### Your instructions
Each line below should be quoted exactly, please.

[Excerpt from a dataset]
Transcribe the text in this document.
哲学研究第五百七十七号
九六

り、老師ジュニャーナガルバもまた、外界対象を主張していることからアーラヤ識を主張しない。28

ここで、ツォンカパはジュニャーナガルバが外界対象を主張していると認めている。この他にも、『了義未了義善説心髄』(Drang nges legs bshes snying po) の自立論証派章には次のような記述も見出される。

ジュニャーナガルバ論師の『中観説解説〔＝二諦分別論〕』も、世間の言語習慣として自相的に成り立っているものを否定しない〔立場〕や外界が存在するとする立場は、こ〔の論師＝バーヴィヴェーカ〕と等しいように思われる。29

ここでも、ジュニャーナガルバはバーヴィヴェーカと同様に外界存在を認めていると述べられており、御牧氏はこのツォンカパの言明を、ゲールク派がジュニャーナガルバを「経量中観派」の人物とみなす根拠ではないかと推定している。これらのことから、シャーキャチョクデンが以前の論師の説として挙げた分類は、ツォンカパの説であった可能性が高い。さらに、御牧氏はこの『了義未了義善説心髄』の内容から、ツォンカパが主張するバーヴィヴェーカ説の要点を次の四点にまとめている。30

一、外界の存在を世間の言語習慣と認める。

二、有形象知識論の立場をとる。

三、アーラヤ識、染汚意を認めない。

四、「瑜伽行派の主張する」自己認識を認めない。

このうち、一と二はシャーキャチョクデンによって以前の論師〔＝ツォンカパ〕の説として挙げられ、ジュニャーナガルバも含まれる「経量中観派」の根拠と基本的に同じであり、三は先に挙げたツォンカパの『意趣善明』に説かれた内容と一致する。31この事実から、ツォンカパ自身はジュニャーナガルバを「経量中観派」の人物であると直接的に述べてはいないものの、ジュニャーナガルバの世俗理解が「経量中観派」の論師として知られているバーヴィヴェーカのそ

### Output of the exercise
Transcribe the text in this document.
哲学研究第五百七十七号
九六

り、老師ジュニャーナガルバもまた、外界対象を主張していることからアーラヤ識を主張しない。28

ここで、ツォンカパはジュニャーナガルバが外界対象を主張していると認めている。この他にも、『了義未了義善説心髄』(Drang nges legs bshes snying po) の自立論証派章には次のような記述も見出される。

ジュニャーナガルバ論師の『中観説解説〔＝二諦分別論〕』も、世間の言語習慣として自相的に成り立っているものを否定しない〔立場〕や外界が存在するとする立場は、こ〔の論師＝バーヴィヴェーカ〕と等しいように思われる。29

ここでも、ジュニャーナガルバはバーヴィヴェーカと同様に外界存在を認めていると述べられており、御牧氏はこのツォンカパの言明を、ゲールク派がジュニャーナガルバを「経量中観派」の人物とみなす根拠ではないかと推定している。これらのことから、シャーキャチョクデンが以前の論師の説として挙げた分類は、ツォンカパの説であった可能性が高い。さらに、御牧氏はこの『了義未了義善説心髄』の内容から、ツォンカパが主張するバーヴィヴェーカ説の要点を次の四点にまとめている。30

一、外界の存在を世間の言語習慣と認める。

二、有形象知識論の立場をとる。

三、アーラヤ識、染汚意を認めない。

四、「瑜伽行派の主張する」自己認識を認めない。

このうち、一と二はシャーキャチョクデンによって以前の論師〔＝ツォンカパ〕の説として挙げられ、ジュニャーナガルバも含まれる「経量中観派」の根拠と基本的に同じであり、三は先に挙げたツォンカパの『意趣善明』に説かれた内容と一致する。31この事実から、ツォンカパ自身はジュニャーナガルバを「経量中観派」の人物であると直接的に述べてはいないものの、ジュニャーナガルバの世俗理解が「経量中観派」の論師として知られているバーヴィヴェーカのそ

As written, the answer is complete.